— Provided data —
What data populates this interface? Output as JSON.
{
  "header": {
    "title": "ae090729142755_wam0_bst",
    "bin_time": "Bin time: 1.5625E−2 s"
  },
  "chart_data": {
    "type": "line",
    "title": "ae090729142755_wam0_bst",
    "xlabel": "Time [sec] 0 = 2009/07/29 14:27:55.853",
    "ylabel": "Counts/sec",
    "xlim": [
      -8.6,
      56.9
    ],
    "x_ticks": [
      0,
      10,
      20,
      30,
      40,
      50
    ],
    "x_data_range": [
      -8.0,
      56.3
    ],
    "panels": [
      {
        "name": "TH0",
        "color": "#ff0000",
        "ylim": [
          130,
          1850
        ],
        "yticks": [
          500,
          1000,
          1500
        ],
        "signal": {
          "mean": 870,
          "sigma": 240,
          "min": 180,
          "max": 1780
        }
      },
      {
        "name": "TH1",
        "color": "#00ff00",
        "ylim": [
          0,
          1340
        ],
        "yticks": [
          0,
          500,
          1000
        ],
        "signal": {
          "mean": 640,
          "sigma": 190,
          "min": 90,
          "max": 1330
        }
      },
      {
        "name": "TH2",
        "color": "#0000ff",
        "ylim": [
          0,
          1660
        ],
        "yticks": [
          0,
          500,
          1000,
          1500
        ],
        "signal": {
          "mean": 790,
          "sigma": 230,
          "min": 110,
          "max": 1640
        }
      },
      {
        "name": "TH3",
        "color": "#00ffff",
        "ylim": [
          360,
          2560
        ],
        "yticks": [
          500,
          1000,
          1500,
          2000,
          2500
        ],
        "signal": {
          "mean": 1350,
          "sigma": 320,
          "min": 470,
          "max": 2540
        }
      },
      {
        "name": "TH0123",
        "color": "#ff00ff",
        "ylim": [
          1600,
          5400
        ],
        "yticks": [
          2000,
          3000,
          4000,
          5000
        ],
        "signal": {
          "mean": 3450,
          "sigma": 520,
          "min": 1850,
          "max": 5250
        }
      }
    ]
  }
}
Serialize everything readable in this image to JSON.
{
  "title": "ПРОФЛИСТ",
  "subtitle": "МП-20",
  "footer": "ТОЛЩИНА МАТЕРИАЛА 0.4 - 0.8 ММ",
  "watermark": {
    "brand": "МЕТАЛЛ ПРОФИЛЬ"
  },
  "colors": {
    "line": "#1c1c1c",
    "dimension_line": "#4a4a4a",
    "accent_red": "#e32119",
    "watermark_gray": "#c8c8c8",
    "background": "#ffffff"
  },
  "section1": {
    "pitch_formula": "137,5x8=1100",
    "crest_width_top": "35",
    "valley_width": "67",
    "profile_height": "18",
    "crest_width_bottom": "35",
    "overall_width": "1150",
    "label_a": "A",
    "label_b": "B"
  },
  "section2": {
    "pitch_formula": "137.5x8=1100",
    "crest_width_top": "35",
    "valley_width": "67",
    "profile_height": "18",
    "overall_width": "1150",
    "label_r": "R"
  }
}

— Task description —
Your task is to list each line of the records with the word "mean".

— Response to the task —
          "mean": 870,
          "mean": 640,
          "mean": 790,
          "mean": 1350,
          "mean": 3450,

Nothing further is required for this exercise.